Directions for this task: For every line in the data below that contains "marker", copy the line.

Records about charts and figures:
-- start --

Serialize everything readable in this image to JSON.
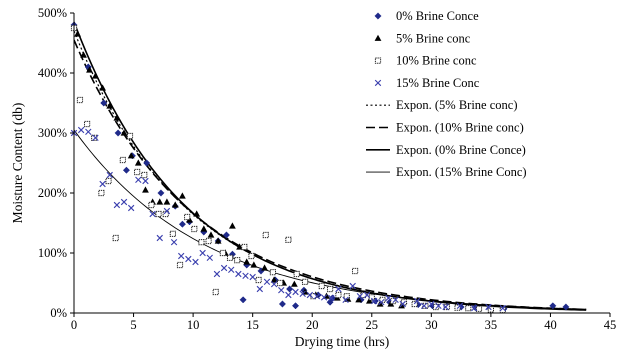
{
  "chart_data": {
    "type": "scatter",
    "xlabel": "Drying time (hrs)",
    "ylabel": "Moisture Content (db)",
    "xlim": [
      0,
      45
    ],
    "ylim": [
      0,
      500
    ],
    "x_ticks": [
      0,
      5,
      10,
      15,
      20,
      25,
      30,
      35,
      40,
      45
    ],
    "x_tick_labels": [
      "0",
      "5",
      "10",
      "15",
      "20",
      "25",
      "30",
      "35",
      "40",
      "45"
    ],
    "y_ticks": [
      0,
      100,
      200,
      300,
      400,
      500
    ],
    "y_tick_labels": [
      "0%",
      "100%",
      "200%",
      "300%",
      "400%",
      "500%"
    ],
    "grid": false,
    "legend_position": "top-right",
    "series": [
      {
        "name": "0% Brine Conce",
        "marker": "diamond",
        "color": "#1f2a8a",
        "points": [
          [
            0,
            480
          ],
          [
            1.2,
            410
          ],
          [
            2.5,
            350
          ],
          [
            3.7,
            300
          ],
          [
            4.9,
            262
          ],
          [
            6.1,
            250
          ],
          [
            7.3,
            200
          ],
          [
            8.5,
            178
          ],
          [
            9.7,
            152
          ],
          [
            10.9,
            135
          ],
          [
            12.1,
            120
          ],
          [
            13.3,
            98
          ],
          [
            14.5,
            80
          ],
          [
            15.7,
            70
          ],
          [
            16.9,
            55
          ],
          [
            18.1,
            40
          ],
          [
            19.3,
            38
          ],
          [
            20.5,
            30
          ],
          [
            21.7,
            25
          ],
          [
            22.9,
            24
          ],
          [
            24.1,
            22
          ],
          [
            25.3,
            20
          ],
          [
            26.5,
            18
          ],
          [
            27.7,
            16
          ],
          [
            28.9,
            14
          ],
          [
            30.1,
            12
          ],
          [
            31.3,
            11
          ],
          [
            32.5,
            10
          ],
          [
            33.7,
            9
          ],
          [
            34.9,
            8
          ],
          [
            36.1,
            7
          ],
          [
            40.2,
            12
          ],
          [
            41.3,
            10
          ],
          [
            4.4,
            238
          ],
          [
            9.1,
            148
          ],
          [
            12.8,
            130
          ],
          [
            14.2,
            22
          ],
          [
            17.5,
            15
          ],
          [
            18.6,
            12
          ],
          [
            21.5,
            18
          ]
        ]
      },
      {
        "name": "5% Brine conc",
        "marker": "triangle",
        "color": "#000000",
        "points": [
          [
            0.3,
            465
          ],
          [
            0.8,
            430
          ],
          [
            1.3,
            405
          ],
          [
            1.8,
            395
          ],
          [
            2.4,
            375
          ],
          [
            3.0,
            345
          ],
          [
            3.6,
            325
          ],
          [
            4.2,
            300
          ],
          [
            4.8,
            262
          ],
          [
            5.4,
            250
          ],
          [
            6.0,
            205
          ],
          [
            6.6,
            185
          ],
          [
            7.2,
            185
          ],
          [
            7.8,
            185
          ],
          [
            8.5,
            180
          ],
          [
            9.1,
            195
          ],
          [
            9.7,
            155
          ],
          [
            10.3,
            165
          ],
          [
            10.9,
            140
          ],
          [
            11.5,
            130
          ],
          [
            12.1,
            120
          ],
          [
            12.7,
            100
          ],
          [
            13.3,
            145
          ],
          [
            13.9,
            110
          ],
          [
            14.5,
            85
          ],
          [
            15.1,
            80
          ],
          [
            16.0,
            75
          ],
          [
            16.8,
            55
          ],
          [
            17.6,
            50
          ],
          [
            18.5,
            48
          ],
          [
            19.4,
            35
          ],
          [
            20.3,
            30
          ],
          [
            21.2,
            28
          ],
          [
            22.1,
            25
          ],
          [
            23.0,
            23
          ],
          [
            23.9,
            22
          ],
          [
            24.8,
            20
          ],
          [
            25.7,
            15
          ],
          [
            26.6,
            15
          ],
          [
            27.5,
            12
          ]
        ]
      },
      {
        "name": "10% Brine conc",
        "marker": "square-open",
        "color": "#222222",
        "points": [
          [
            0,
            475
          ],
          [
            0.5,
            355
          ],
          [
            1.1,
            315
          ],
          [
            1.7,
            292
          ],
          [
            2.3,
            200
          ],
          [
            2.9,
            220
          ],
          [
            3.5,
            125
          ],
          [
            4.1,
            255
          ],
          [
            4.7,
            295
          ],
          [
            5.3,
            235
          ],
          [
            5.9,
            230
          ],
          [
            6.5,
            180
          ],
          [
            7.1,
            165
          ],
          [
            7.7,
            165
          ],
          [
            8.3,
            132
          ],
          [
            8.9,
            80
          ],
          [
            9.5,
            160
          ],
          [
            10.1,
            140
          ],
          [
            10.7,
            118
          ],
          [
            11.3,
            120
          ],
          [
            11.9,
            35
          ],
          [
            12.5,
            100
          ],
          [
            13.1,
            92
          ],
          [
            13.7,
            88
          ],
          [
            14.3,
            110
          ],
          [
            14.9,
            95
          ],
          [
            15.5,
            55
          ],
          [
            16.1,
            130
          ],
          [
            16.7,
            68
          ],
          [
            17.3,
            50
          ],
          [
            18.0,
            122
          ],
          [
            18.7,
            65
          ],
          [
            19.4,
            52
          ],
          [
            20.1,
            28
          ],
          [
            20.8,
            45
          ],
          [
            21.5,
            40
          ],
          [
            22.2,
            30
          ],
          [
            22.9,
            28
          ],
          [
            23.6,
            70
          ],
          [
            24.3,
            30
          ],
          [
            25.0,
            26
          ],
          [
            25.9,
            22
          ],
          [
            26.8,
            20
          ],
          [
            27.7,
            18
          ],
          [
            28.6,
            15
          ],
          [
            29.5,
            12
          ],
          [
            30.4,
            10
          ],
          [
            31.3,
            10
          ],
          [
            32.2,
            9
          ],
          [
            33.1,
            8
          ],
          [
            34.0,
            7
          ],
          [
            35.0,
            6
          ],
          [
            36.0,
            5
          ]
        ]
      },
      {
        "name": "15% Brine Conc",
        "marker": "x",
        "color": "#3a3fae",
        "points": [
          [
            0,
            300
          ],
          [
            0.6,
            305
          ],
          [
            1.2,
            302
          ],
          [
            1.8,
            292
          ],
          [
            2.4,
            215
          ],
          [
            3.0,
            230
          ],
          [
            3.6,
            180
          ],
          [
            4.2,
            185
          ],
          [
            4.8,
            175
          ],
          [
            5.4,
            222
          ],
          [
            6.0,
            220
          ],
          [
            6.6,
            165
          ],
          [
            7.2,
            125
          ],
          [
            7.8,
            170
          ],
          [
            8.4,
            118
          ],
          [
            9.0,
            95
          ],
          [
            9.6,
            90
          ],
          [
            10.2,
            85
          ],
          [
            10.8,
            100
          ],
          [
            11.4,
            92
          ],
          [
            12.0,
            65
          ],
          [
            12.6,
            75
          ],
          [
            13.2,
            72
          ],
          [
            13.8,
            65
          ],
          [
            14.4,
            62
          ],
          [
            15.0,
            60
          ],
          [
            15.6,
            40
          ],
          [
            16.2,
            52
          ],
          [
            16.8,
            48
          ],
          [
            17.4,
            38
          ],
          [
            18.0,
            30
          ],
          [
            18.6,
            35
          ],
          [
            19.2,
            32
          ],
          [
            19.8,
            30
          ],
          [
            20.4,
            28
          ],
          [
            21.0,
            26
          ],
          [
            21.6,
            25
          ],
          [
            22.2,
            40
          ],
          [
            22.8,
            22
          ],
          [
            23.4,
            45
          ],
          [
            24.0,
            28
          ],
          [
            24.6,
            30
          ],
          [
            25.2,
            20
          ],
          [
            25.8,
            18
          ],
          [
            26.4,
            25
          ],
          [
            27.0,
            22
          ],
          [
            27.6,
            15
          ],
          [
            28.8,
            20
          ],
          [
            29.4,
            12
          ],
          [
            30.0,
            15
          ],
          [
            30.6,
            12
          ],
          [
            31.2,
            10
          ],
          [
            32.4,
            12
          ],
          [
            33.6,
            8
          ],
          [
            34.8,
            10
          ],
          [
            36.0,
            8
          ]
        ]
      },
      {
        "name": "Expon. (5% Brine conc)",
        "line_style": "dotted",
        "color": "#000000",
        "fit": {
          "a": 470,
          "b": 0.105
        }
      },
      {
        "name": "Expon. (10% Brine conc)",
        "line_style": "dashed",
        "color": "#000000",
        "fit": {
          "a": 455,
          "b": 0.101
        }
      },
      {
        "name": "Expon. (0% Brine Conce)",
        "line_style": "solid-thick",
        "color": "#000000",
        "fit": {
          "a": 485,
          "b": 0.107
        }
      },
      {
        "name": "Expon. (15% Brine Conc)",
        "line_style": "solid-thin",
        "color": "#000000",
        "fit": {
          "a": 305,
          "b": 0.09
        }
      }
    ]
  }
}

-- end --

Exercise output:
        "marker": "diamond",
        "marker": "triangle",
        "marker": "square-open",
        "marker": "x",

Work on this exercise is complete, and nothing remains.